■ **Objective**: Continue the bug report on psql's \copy hanging after a killed backend from the point where it stops.

■ **Document**:
Re: [bug fix] psql \copy doesn't end if backend is killed

Lists: pgsql-hackers
From: "MauMau" <maumau307(at)gmail(dot)com>
To: <pgsql-hackers(at)postgresql(dot)org>
Subject: [bug fix] psql \copy doesn't end if backend is killed
Date: 2013-12-20 14:13:03
Message-ID: 0FC2D1C4CBA64A649C8C31E9419313E4@maumau
Views: Raw Message | Whole Thread | Download mbox | Resend email
Lists: pgsql-hackers

Hello,

I've encountered a bug on PG 9.2 and fixed it for 9.4. Please find attached
the patch. I'd like it to be backported to at least 9.2.

[Problem]
If the backend is terminated with SIGKILL while psql is running "\copy
table_name from file_name", the \copy didn't end forever. I expected \copy
to be cancelled because the corresponding server process vanished.

[Cause]
psql could not get out of the loop below in handleCopyIn():

while (res = PQgetResult(conn), PQresultStatus(res) == PGRES_COPY_IN)
{
OK = false;
PQclear(res);

PQputCopyEnd(pset.db, _("trying to exit copy mode"));
}

This situation is reached as follows:

1. handleCopyIn() calls PQputCopyData().
2. PQputCopyData() calls pqPutMsgEnd().
3. pqPutMsgEnd() calls pqFlush(), which calls pqSendSome().
4. pqSendSome() calls pqReadData().
5. At this moment, the backend is killed with SIGKILL.
6. pqReadData() fails to read the socket, receiving ECONNRESET. It closes
the socket.
7. As a result, PQputCopyData() fails in 2.
8. handleCopyIn() then calls PQputCopyEnd().
9. PQputCopyEnd() calls pqPutMsgENd(), which calls pqFlush(), which in turn
calls pqSendSome().
10. pqSendSome() fails because the socket is not open.
11. As a result, PQputCopyENd() returns an error, leaving conn->asyncStatus
PGASYNC_COPY_IN.
12. Because conn->asyncStatus remains PGASYNC_COPY_IN, PQgetResult()
continues to return pgresult whose status is PGRES_COPY_IN.

[Fix]
If the message transmission fails in PQputCopyEnd(), switch
conn->asyncStatus back to PGASYNC_BUSY. That causes PQgetResult() to try to
read data with pqReadData(). pqReadData() fails and PQgetResult() returns
NULL. As a consequence, the loop in question terminates.

■ **Records supplied**:
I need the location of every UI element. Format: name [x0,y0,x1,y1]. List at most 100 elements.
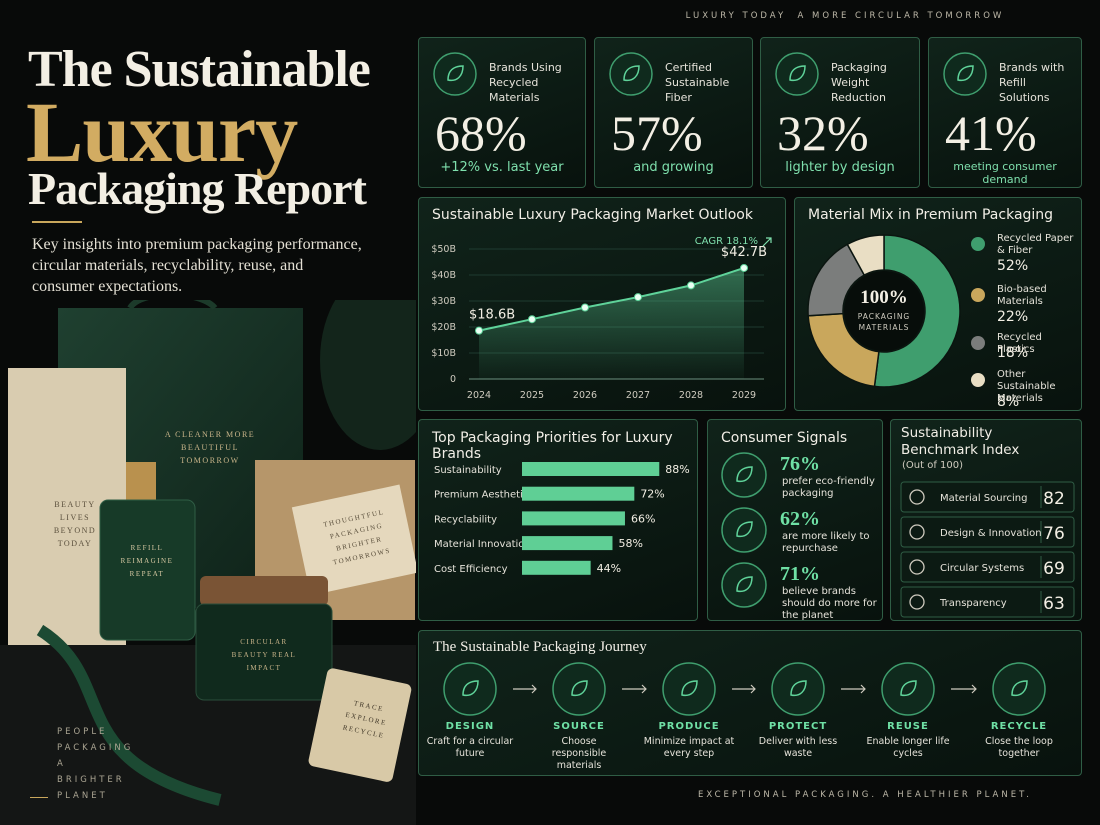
signal-value: 62% [780,508,820,530]
bottle-cap [126,462,156,502]
pie-slice [873,234,961,388]
signal-icon [721,507,767,553]
benchmark-panel: Material Sourcing 82 Design & Innovation 76… [890,419,1082,621]
row-icon [909,524,925,540]
category-label: Material Innovation [434,539,531,550]
center-label: 100% [860,287,908,308]
benchmark-row [900,551,1075,583]
chart-title: Sustainable Luxury Packaging Market Outl… [432,207,753,223]
step-name: RECYCLE [990,721,1048,732]
step-arrow [841,684,866,694]
signal-text: believe brands should do more for the pl… [782,586,877,621]
legend-swatch [971,237,985,251]
step-arrow [513,684,537,694]
category-label: Recyclability [434,514,497,525]
signal-icon [721,562,767,608]
kpi-icon [433,52,477,96]
row-score: 76 [1043,524,1065,544]
benchmark-row [900,516,1075,548]
value-label: 72% [640,488,664,501]
kpi-label: Packaging Weight Reduction [831,61,887,104]
step-icon-glyph [1011,680,1028,697]
row-score: 82 [1043,489,1065,509]
legend-value: 8% [997,394,1020,410]
leaves [320,300,416,450]
legend-value: 52% [997,258,1029,274]
legend-swatch [971,373,985,387]
panel-graphics: 0 $10B $20B $30B $40B $50B 2024 2025 2026 2027 202… [431,236,772,401]
box-text: BEAUTY LIVES BEYOND TODAY [53,500,97,548]
kpi-note: and growing [633,160,714,175]
step-icon [992,662,1046,716]
bar [522,462,660,476]
panel-graphics [721,452,767,608]
pie-hole [844,271,924,351]
panel-graphics [609,52,653,96]
signals-panel: Consumer Signals 76% prefer eco-friendly p… [707,419,883,621]
area [479,267,744,379]
panel-graphics [807,234,985,388]
step-arrow [732,684,756,694]
row-icon [909,489,925,505]
signal-icon [721,452,767,498]
step-name: PRODUCE [658,721,720,732]
kpi-value: 68% [435,105,527,161]
x-tick-label: 2029 [732,390,756,401]
x-tick-label: 2026 [573,390,597,401]
kpi-value: 41% [945,105,1037,161]
caption-rule [30,797,48,798]
chart-title: Material Mix in Premium Packaging [808,207,1054,223]
legend-label: Other Sustainable Materials [997,369,1056,404]
footer: EXCEPTIONAL PACKAGING. A HEALTHIER PLANE… [698,790,1032,800]
step-text: Minimize impact at every step [643,736,735,759]
subtitle: Key insights into premium packaging perf… [32,236,362,295]
pie-chart-panel: Material Mix in Premium Packaging 100% PAC… [794,197,1082,411]
kpi-card: Packaging Weight Reduction 32% lighter by … [760,37,920,188]
step-arrow [951,684,977,694]
benchmark-row [900,586,1075,618]
row-label: Material Sourcing [940,493,1027,504]
y-tick-label: $10B [431,348,456,359]
x-tick-label: 2028 [679,390,703,401]
journey-panel: The Sustainable Packaging Journey DESIGN C… [418,630,1082,776]
benchmark-subtitle: (Out of 100) [902,460,964,471]
step-icon-glyph [571,680,588,697]
legend-label: Bio-based Materials [997,284,1047,307]
step-text: Craft for a circular future [426,736,514,759]
legend-swatch [971,336,985,350]
journey-title: The Sustainable Packaging Journey [433,639,647,655]
kpi-label: Brands with Refill Solutions [999,61,1065,104]
bar-chart-panel: Sustainability 88% Premium Aesthetics 72% Re… [418,419,698,621]
panel-graphics: Sustainability 88% Premium Aesthetics 72% Re… [434,462,690,575]
signal-value: 76% [780,453,820,475]
tag [308,668,412,782]
annotation: CAGR 18.1% [695,236,758,247]
row-label: Circular Systems [940,563,1024,574]
step-text: Close the loop together [985,736,1053,759]
y-tick-label: 0 [450,374,456,385]
y-tick-label: $50B [431,244,456,255]
y-tick-label: $20B [431,322,456,333]
panel-graphics [943,52,987,96]
panel-graphics [775,52,819,96]
title-line3: Packaging Report [28,163,367,214]
step-icon-glyph [681,680,698,697]
row-icon [909,559,925,575]
y-tick-label: $40B [431,270,456,281]
bottle-text: REFILL REIMAGINE REPEAT [120,544,174,578]
kpi-value: 57% [611,105,703,161]
kpi-card: Certified Sustainable Fiber 57% and growin… [594,37,753,188]
step-icon-glyph [790,680,807,697]
kpi-icon-glyph [623,65,640,82]
step-icon [771,662,825,716]
jar-lid [200,576,328,606]
annotation-arrow [762,237,772,247]
category-label: Premium Aesthetics [434,490,534,501]
kpi-note: meeting consumer demand [953,160,1057,186]
step-icon [662,662,716,716]
step-arrow [622,684,647,694]
kpi-value: 32% [777,105,869,161]
bar [522,486,635,501]
line-chart-panel: 0 $10B $20B $30B $40B $50B 2024 2025 2026 2027 202… [418,197,786,411]
kpi-note: +12% vs. last year [440,160,564,175]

■ **Exercise answer**:
Regards
MauMau

Attachment Content-Type Size
failed_copy_loops.patch application/octet-stream 2.5 KB

From: Dilip kumar <dilip(dot)kumar(at)huawei(dot)com>
To: MauMau <maumau307(at)gmail(dot)com>
Cc: PostgreSQL-development <pgsql-hackers(at)postgresql(dot)org>
Subject: Re: [bug fix] psql \copy doesn't end if backend is killed
Date: 2014-01-31 09:17:02
Message-ID: 4205E661176A124FAF891E0A6BA91352659435A2@SZXEML507-MBS.china.huawei.com
Views: Raw Message | Whole Thread | Download mbox | Resend email
Lists: pgsql-hackers

On 20 December 2013 19:43, MauMau Wrote

> [Problem]
> If the backend is terminated with SIGKILL while psql is running "\copy
> table_name from file_name", the \copy didn't end forever. I expected
> \copy
> to be cancelled because the corresponding server process vanished.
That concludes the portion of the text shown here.